Print every line of the listing exactly, please.

EXTRACTED RECORDS:
════════════════

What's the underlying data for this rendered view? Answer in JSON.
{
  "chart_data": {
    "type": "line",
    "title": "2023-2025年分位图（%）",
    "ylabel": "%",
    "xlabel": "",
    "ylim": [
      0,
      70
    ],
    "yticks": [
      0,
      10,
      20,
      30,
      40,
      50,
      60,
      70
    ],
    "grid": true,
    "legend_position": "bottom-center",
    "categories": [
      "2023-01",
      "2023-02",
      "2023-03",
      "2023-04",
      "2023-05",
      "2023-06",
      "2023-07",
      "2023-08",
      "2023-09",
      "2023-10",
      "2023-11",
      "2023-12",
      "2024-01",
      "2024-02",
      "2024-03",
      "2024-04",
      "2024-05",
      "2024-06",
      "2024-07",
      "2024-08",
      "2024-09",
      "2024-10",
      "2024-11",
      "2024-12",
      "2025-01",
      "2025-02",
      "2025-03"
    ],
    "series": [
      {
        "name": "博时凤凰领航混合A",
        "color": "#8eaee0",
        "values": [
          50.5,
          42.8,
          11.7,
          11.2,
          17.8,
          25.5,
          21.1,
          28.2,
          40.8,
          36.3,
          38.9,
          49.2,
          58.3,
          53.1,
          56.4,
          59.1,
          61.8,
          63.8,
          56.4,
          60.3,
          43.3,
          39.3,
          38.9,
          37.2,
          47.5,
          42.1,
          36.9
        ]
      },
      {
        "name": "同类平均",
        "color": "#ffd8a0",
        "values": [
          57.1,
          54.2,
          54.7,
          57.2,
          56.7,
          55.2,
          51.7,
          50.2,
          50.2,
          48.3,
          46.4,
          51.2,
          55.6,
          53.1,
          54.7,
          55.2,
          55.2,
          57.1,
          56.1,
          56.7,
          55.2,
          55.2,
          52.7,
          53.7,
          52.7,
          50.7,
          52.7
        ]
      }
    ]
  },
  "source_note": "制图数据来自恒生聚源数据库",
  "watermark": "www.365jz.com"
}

════════════════

TASK RESPONSE:
What's the underlying data for this rendered view? Answer in JSON.
{
  "chart_data": {
    "type": "line",
    "title": "2023-2025年分位图（%）",
    "ylabel": "%",
    "xlabel": "",
    "ylim": [
      0,
      70
    ],
    "yticks": [
      0,
      10,
      20,
      30,
      40,
      50,
      60,
      70
    ],
    "grid": true,
    "legend_position": "bottom-center",
    "categories": [
      "2023-01",
      "2023-02",
      "2023-03",
      "2023-04",
      "2023-05",
      "2023-06",
      "2023-07",
      "2023-08",
      "2023-09",
      "2023-10",
      "2023-11",
      "2023-12",
      "2024-01",
      "2024-02",
      "2024-03",
      "2024-04",
      "2024-05",
      "2024-06",
      "2024-07",
      "2024-08",
      "2024-09",
      "2024-10",
      "2024-11",
      "2024-12",
      "2025-01",
      "2025-02",
      "2025-03"
    ],
    "series": [
      {
        "name": "博时凤凰领航混合A",
        "color": "#8eaee0",
        "values": [
          50.5,
          42.8,
          11.7,
          11.2,
          17.8,
          25.5,
          21.1,
          28.2,
          40.8,
          36.3,
          38.9,
          49.2,
          58.3,
          53.1,
          56.4,
          59.1,
          61.8,
          63.8,
          56.4,
          60.3,
          43.3,
          39.3,
          38.9,
          37.2,
          47.5,
          42.1,
          36.9
        ]
      },
      {
        "name": "同类平均",
        "color": "#ffd8a0",
        "values": [
          57.1,
          54.2,
          54.7,
          57.2,
          56.7,
          55.2,
          51.7,
          50.2,
          50.2,
          48.3,
          46.4,
          51.2,
          55.6,
          53.1,
          54.7,
          55.2,
          55.2,
          57.1,
          56.1,
          56.7,
          55.2,
          55.2,
          52.7,
          53.7,
          52.7,
          50.7,
          52.7
        ]
      }
    ]
  },
  "source_note": "制图数据来自恒生聚源数据库",
  "watermark": "www.365jz.com"
}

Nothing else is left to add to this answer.